**Task goal**:
Return a copy of each line that holds the string "ylabel".

**Material for this task**:
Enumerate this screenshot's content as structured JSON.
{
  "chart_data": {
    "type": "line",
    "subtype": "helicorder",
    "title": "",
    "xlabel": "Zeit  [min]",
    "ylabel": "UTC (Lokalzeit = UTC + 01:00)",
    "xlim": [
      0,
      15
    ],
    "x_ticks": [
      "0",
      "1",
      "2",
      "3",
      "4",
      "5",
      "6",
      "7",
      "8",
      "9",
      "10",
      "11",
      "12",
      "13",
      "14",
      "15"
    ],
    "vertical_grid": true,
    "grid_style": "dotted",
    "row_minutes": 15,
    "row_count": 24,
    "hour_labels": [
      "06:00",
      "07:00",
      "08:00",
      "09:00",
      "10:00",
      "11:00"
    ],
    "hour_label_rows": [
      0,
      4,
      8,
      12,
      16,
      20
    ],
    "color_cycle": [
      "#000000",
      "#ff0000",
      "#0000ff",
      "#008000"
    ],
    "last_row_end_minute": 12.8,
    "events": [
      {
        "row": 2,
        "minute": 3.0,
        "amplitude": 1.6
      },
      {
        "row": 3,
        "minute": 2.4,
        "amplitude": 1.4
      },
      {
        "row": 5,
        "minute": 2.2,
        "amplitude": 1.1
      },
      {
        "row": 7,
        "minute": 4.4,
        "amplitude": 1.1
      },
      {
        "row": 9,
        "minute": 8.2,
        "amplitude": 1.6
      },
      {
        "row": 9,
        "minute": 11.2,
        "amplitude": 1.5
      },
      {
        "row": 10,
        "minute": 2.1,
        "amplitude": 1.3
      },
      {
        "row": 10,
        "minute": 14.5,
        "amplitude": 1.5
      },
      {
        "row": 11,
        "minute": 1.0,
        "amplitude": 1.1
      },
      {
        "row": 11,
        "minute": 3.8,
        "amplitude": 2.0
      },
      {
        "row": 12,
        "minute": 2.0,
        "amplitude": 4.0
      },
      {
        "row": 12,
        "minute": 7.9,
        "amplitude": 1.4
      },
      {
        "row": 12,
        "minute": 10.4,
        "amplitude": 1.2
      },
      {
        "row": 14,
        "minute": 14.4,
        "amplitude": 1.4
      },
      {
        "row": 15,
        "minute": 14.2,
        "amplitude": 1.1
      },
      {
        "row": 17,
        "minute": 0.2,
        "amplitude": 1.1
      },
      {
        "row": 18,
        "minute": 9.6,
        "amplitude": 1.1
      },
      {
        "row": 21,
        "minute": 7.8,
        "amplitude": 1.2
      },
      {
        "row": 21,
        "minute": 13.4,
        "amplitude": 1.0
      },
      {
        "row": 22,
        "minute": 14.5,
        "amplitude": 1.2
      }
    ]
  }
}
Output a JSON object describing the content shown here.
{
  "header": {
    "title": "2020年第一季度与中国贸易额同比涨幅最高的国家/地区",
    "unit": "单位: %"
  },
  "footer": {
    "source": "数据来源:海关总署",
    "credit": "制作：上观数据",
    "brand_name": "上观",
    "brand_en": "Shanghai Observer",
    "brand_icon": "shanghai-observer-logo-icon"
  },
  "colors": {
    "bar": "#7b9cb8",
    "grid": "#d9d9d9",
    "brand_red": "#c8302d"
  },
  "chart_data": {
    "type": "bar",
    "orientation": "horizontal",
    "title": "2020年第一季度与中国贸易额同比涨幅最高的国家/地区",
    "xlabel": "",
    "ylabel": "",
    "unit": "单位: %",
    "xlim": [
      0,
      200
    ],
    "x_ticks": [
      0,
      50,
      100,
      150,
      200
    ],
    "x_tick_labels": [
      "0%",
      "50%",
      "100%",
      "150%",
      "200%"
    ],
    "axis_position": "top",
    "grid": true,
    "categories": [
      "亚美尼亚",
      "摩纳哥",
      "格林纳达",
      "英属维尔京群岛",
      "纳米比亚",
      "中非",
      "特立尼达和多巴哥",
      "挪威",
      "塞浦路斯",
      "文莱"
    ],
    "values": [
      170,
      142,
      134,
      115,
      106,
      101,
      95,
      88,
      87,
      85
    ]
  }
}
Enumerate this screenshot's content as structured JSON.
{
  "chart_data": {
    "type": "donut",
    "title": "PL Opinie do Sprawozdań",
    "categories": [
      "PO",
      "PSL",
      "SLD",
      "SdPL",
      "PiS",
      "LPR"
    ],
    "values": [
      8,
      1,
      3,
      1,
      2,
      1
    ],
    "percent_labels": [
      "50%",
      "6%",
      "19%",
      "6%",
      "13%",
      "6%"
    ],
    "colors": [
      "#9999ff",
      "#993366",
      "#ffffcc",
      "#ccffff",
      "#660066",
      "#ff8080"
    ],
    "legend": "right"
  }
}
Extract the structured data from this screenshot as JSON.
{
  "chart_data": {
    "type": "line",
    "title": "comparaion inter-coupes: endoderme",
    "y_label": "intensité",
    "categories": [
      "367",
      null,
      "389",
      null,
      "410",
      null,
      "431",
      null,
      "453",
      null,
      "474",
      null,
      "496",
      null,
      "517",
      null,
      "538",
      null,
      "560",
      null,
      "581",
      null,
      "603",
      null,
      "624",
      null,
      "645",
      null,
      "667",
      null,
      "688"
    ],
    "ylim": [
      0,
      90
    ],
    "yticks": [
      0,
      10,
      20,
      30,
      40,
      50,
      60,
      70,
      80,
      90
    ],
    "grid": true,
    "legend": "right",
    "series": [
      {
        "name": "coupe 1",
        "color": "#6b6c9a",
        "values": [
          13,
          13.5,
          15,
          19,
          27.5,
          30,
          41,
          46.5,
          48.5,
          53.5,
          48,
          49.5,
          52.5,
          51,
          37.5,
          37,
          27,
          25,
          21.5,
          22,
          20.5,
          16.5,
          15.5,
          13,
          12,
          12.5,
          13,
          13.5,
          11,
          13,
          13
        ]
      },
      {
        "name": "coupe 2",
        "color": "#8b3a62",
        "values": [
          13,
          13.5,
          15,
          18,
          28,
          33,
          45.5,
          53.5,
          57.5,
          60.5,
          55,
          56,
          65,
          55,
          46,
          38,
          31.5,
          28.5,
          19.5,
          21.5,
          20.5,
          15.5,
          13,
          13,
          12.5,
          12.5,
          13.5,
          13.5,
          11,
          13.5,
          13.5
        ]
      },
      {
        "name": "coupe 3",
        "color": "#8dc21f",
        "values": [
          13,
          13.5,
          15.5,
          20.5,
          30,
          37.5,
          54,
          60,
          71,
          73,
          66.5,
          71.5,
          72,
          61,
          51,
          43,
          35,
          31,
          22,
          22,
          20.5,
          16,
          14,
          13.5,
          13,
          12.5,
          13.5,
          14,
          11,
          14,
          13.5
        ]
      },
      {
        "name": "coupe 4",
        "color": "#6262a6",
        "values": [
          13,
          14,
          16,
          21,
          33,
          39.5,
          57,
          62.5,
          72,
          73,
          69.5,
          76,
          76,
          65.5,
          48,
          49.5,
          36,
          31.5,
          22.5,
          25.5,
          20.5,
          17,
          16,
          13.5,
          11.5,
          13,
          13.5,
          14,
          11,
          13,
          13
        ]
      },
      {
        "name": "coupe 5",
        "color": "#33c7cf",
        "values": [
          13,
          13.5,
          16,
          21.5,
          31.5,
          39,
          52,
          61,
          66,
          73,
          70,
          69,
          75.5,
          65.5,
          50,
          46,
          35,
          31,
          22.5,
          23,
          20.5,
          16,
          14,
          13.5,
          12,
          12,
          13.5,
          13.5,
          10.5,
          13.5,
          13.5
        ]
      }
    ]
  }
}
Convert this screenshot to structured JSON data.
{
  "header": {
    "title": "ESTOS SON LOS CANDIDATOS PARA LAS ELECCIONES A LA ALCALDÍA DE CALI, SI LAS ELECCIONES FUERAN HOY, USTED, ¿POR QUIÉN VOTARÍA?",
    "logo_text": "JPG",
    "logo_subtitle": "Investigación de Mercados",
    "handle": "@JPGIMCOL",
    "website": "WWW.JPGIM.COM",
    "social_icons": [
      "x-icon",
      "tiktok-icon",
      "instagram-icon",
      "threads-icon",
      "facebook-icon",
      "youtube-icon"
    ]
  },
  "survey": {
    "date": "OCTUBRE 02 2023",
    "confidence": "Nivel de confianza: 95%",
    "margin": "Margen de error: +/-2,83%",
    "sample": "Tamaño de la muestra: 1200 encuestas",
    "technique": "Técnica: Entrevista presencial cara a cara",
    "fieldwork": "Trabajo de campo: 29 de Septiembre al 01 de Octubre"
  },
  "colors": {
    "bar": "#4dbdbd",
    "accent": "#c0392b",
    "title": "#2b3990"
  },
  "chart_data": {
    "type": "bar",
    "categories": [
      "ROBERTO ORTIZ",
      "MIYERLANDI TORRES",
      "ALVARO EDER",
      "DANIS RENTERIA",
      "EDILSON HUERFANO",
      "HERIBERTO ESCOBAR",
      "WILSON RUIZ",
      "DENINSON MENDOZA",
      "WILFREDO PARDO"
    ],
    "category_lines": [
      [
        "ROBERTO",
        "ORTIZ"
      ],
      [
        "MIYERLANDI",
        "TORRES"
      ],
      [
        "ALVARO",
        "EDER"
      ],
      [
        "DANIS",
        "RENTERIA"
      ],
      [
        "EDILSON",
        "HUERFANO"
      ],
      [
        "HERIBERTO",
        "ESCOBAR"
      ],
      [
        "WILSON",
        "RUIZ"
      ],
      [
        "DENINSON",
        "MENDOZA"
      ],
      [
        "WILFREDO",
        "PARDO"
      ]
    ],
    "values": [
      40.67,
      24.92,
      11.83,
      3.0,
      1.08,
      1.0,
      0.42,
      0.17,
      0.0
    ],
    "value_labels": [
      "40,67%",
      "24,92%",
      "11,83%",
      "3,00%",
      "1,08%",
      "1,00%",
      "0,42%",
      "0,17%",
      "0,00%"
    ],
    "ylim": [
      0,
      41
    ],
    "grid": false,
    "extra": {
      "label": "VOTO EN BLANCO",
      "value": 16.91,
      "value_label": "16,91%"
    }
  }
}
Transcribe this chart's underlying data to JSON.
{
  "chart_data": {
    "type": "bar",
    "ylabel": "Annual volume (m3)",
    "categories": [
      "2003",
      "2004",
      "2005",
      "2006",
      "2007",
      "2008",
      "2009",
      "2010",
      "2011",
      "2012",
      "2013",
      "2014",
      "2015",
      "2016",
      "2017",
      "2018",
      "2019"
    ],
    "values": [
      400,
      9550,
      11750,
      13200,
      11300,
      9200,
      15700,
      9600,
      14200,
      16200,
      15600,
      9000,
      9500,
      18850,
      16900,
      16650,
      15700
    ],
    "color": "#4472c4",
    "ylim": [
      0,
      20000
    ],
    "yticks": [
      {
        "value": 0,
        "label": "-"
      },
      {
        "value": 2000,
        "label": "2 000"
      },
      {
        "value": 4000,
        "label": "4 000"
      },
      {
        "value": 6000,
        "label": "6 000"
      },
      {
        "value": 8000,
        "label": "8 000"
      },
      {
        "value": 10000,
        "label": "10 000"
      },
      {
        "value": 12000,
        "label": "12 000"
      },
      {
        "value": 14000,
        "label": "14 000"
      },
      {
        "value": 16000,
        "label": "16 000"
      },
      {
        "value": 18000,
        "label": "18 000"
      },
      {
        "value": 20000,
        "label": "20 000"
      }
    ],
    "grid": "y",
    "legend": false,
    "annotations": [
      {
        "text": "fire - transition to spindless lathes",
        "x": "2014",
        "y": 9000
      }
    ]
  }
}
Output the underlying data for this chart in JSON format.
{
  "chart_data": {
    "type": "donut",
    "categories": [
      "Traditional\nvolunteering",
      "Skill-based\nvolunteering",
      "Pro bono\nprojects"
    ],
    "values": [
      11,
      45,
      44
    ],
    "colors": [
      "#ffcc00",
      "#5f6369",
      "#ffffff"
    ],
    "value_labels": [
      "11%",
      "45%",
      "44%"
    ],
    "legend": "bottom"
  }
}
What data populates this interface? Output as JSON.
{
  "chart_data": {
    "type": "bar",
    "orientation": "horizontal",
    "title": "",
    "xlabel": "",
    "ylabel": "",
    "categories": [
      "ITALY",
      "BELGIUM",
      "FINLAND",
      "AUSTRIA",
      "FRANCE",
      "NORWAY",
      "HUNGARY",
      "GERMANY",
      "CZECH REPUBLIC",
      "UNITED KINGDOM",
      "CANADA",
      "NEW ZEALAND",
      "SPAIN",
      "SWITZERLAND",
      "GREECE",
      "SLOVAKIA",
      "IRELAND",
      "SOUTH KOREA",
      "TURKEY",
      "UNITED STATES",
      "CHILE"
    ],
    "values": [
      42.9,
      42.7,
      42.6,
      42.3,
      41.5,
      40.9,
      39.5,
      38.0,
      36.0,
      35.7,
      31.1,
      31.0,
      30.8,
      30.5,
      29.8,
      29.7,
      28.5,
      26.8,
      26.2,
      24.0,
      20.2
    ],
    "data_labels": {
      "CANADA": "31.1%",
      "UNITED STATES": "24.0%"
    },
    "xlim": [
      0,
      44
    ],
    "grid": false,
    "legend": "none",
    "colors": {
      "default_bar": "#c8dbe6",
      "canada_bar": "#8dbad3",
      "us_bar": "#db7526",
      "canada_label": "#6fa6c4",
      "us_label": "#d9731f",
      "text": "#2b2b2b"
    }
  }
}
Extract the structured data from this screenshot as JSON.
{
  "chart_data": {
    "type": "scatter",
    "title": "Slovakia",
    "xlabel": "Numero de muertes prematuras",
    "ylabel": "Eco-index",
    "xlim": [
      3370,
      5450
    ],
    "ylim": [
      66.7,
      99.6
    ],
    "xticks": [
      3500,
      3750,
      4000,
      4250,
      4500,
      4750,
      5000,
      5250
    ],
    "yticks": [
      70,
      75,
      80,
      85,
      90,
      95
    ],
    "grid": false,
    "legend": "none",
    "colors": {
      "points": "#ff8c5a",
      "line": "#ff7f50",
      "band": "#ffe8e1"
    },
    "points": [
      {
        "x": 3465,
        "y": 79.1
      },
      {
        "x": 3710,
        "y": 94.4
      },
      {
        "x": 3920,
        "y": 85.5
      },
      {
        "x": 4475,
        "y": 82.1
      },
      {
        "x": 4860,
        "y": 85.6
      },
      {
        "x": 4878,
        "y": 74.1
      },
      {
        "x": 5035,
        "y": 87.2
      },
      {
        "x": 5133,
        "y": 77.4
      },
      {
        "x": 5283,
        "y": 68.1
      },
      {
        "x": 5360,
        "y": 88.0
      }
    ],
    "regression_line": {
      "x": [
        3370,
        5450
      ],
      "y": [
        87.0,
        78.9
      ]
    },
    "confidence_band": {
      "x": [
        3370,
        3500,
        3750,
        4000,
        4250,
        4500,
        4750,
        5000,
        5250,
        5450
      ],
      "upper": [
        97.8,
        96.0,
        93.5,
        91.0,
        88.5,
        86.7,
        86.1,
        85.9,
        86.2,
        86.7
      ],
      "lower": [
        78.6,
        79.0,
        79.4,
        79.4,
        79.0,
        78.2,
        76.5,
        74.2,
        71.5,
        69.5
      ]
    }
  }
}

**The answer**:
    "ylabel": "UTC (Lokalzeit = UTC + 01:00)",
    "ylabel": "",
    "ylabel": "Annual volume (m3)",
    "ylabel": "",
    "ylabel": "Eco-index",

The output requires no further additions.